> What the task requires: Transcribe the entries below exactly; leave every image out.

> Records to use:

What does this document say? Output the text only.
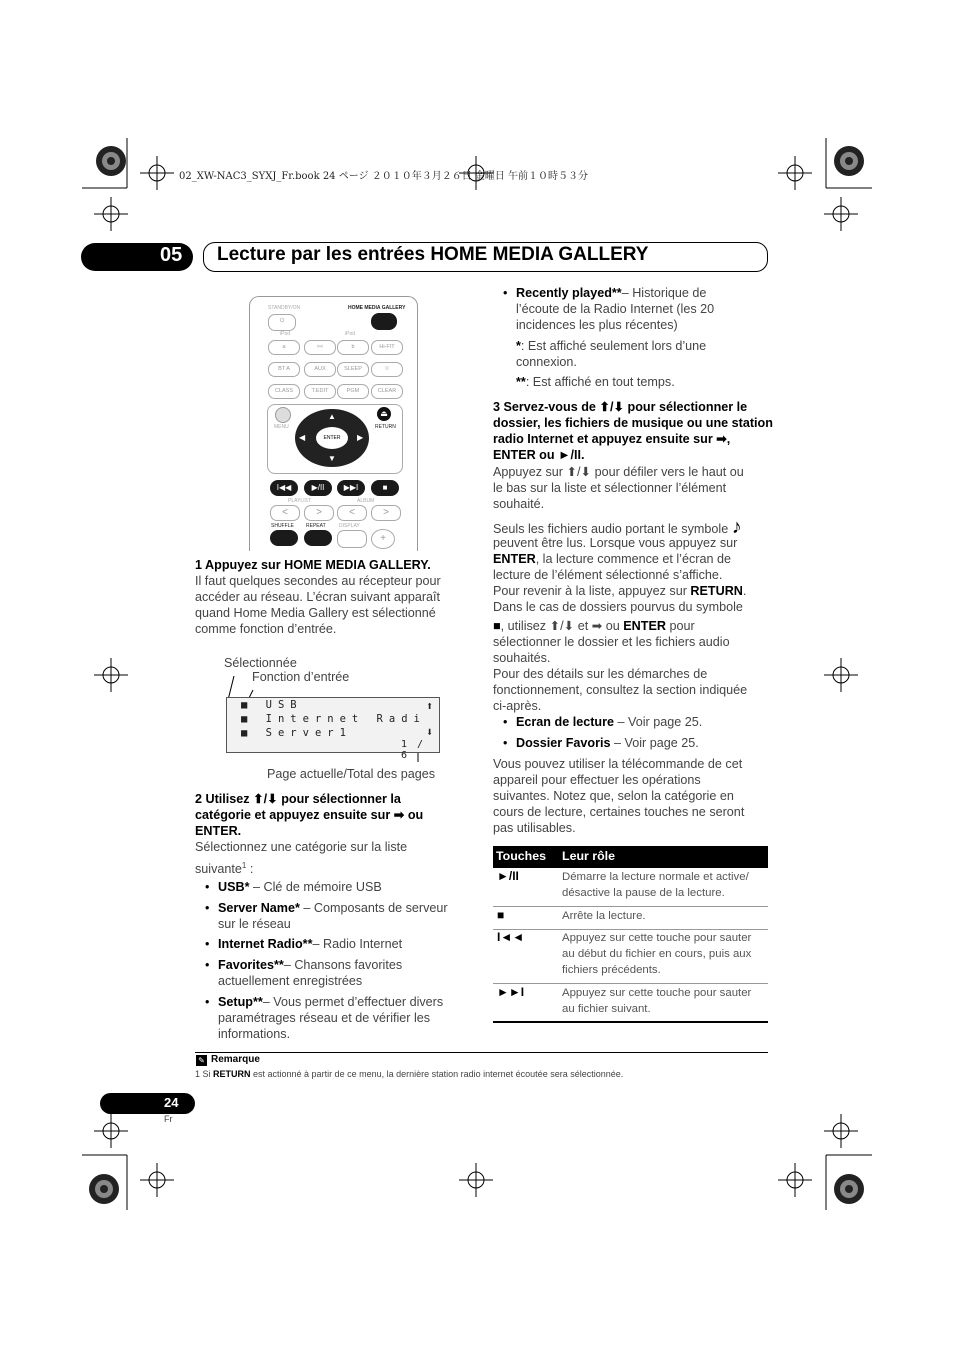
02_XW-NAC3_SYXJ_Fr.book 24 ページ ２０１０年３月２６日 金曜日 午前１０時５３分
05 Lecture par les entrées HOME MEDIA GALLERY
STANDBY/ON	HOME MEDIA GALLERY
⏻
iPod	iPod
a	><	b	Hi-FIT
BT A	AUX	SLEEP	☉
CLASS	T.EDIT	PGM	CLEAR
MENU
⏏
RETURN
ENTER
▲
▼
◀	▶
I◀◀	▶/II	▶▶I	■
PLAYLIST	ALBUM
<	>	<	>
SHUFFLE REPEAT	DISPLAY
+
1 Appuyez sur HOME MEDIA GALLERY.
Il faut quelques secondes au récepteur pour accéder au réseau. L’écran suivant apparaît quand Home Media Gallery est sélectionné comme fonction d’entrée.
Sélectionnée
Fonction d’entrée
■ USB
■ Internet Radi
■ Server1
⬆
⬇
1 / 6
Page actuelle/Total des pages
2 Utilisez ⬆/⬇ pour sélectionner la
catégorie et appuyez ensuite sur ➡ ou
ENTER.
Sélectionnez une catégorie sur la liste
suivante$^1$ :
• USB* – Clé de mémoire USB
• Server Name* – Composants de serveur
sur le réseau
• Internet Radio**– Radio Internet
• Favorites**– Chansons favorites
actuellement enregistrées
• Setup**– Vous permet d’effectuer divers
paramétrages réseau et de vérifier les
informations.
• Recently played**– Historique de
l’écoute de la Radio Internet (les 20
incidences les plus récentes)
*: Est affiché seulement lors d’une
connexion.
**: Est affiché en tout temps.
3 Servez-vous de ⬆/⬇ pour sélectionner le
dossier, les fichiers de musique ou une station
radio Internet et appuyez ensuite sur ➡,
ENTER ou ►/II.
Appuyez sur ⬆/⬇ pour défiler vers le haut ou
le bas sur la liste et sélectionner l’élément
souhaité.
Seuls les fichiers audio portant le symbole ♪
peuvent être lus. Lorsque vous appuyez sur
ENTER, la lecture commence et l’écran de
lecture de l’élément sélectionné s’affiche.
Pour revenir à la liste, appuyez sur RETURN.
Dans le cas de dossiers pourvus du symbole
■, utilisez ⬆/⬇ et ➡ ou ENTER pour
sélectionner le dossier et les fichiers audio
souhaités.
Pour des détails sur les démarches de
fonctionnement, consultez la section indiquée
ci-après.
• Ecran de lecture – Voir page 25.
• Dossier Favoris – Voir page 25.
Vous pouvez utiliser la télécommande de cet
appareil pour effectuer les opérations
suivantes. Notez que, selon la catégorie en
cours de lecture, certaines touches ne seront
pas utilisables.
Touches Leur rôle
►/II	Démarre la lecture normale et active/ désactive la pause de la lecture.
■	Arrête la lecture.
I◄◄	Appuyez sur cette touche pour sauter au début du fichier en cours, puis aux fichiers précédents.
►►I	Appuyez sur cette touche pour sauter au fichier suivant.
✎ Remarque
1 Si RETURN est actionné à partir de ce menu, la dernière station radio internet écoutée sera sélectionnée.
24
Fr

> Solution to the problem:
What does this document say? Output the text only.
02_XW-NAC3_SYXJ_Fr.book 24 ページ ２０１０年３月２６日 金曜日 午前１０時５３分
05 Lecture par les entrées HOME MEDIA GALLERY
STANDBY/ON	HOME MEDIA GALLERY
⏻
iPod	iPod
a	><	b	Hi-FIT
BT A	AUX	SLEEP	☉
CLASS	T.EDIT	PGM	CLEAR
MENU
⏏
RETURN
ENTER
▲
▼
◀	▶
I◀◀	▶/II	▶▶I	■
PLAYLIST	ALBUM
<	>	<	>
SHUFFLE REPEAT	DISPLAY
+
1 Appuyez sur HOME MEDIA GALLERY.
Il faut quelques secondes au récepteur pour accéder au réseau. L’écran suivant apparaît quand Home Media Gallery est sélectionné comme fonction d’entrée.
Sélectionnée
Fonction d’entrée
■ USB
■ Internet Radi
■ Server1
⬆
⬇
1 / 6
Page actuelle/Total des pages
2 Utilisez ⬆/⬇ pour sélectionner la
catégorie et appuyez ensuite sur ➡ ou
ENTER.
Sélectionnez une catégorie sur la liste
suivante$^1$ :
• USB* – Clé de mémoire USB
• Server Name* – Composants de serveur
sur le réseau
• Internet Radio**– Radio Internet
• Favorites**– Chansons favorites
actuellement enregistrées
• Setup**– Vous permet d’effectuer divers
paramétrages réseau et de vérifier les
informations.
• Recently played**– Historique de
l’écoute de la Radio Internet (les 20
incidences les plus récentes)
*: Est affiché seulement lors d’une
connexion.
**: Est affiché en tout temps.
3 Servez-vous de ⬆/⬇ pour sélectionner le
dossier, les fichiers de musique ou une station
radio Internet et appuyez ensuite sur ➡,
ENTER ou ►/II.
Appuyez sur ⬆/⬇ pour défiler vers le haut ou
le bas sur la liste et sélectionner l’élément
souhaité.
Seuls les fichiers audio portant le symbole ♪
peuvent être lus. Lorsque vous appuyez sur
ENTER, la lecture commence et l’écran de
lecture de l’élément sélectionné s’affiche.
Pour revenir à la liste, appuyez sur RETURN.
Dans le cas de dossiers pourvus du symbole
■, utilisez ⬆/⬇ et ➡ ou ENTER pour
sélectionner le dossier et les fichiers audio
souhaités.
Pour des détails sur les démarches de
fonctionnement, consultez la section indiquée
ci-après.
• Ecran de lecture – Voir page 25.
• Dossier Favoris – Voir page 25.
Vous pouvez utiliser la télécommande de cet
appareil pour effectuer les opérations
suivantes. Notez que, selon la catégorie en
cours de lecture, certaines touches ne seront
pas utilisables.
Touches Leur rôle
►/II	Démarre la lecture normale et active/ désactive la pause de la lecture.
■	Arrête la lecture.
I◄◄	Appuyez sur cette touche pour sauter au début du fichier en cours, puis aux fichiers précédents.
►►I	Appuyez sur cette touche pour sauter au fichier suivant.
✎ Remarque
1 Si RETURN est actionné à partir de ce menu, la dernière station radio internet écoutée sera sélectionnée.
24
Fr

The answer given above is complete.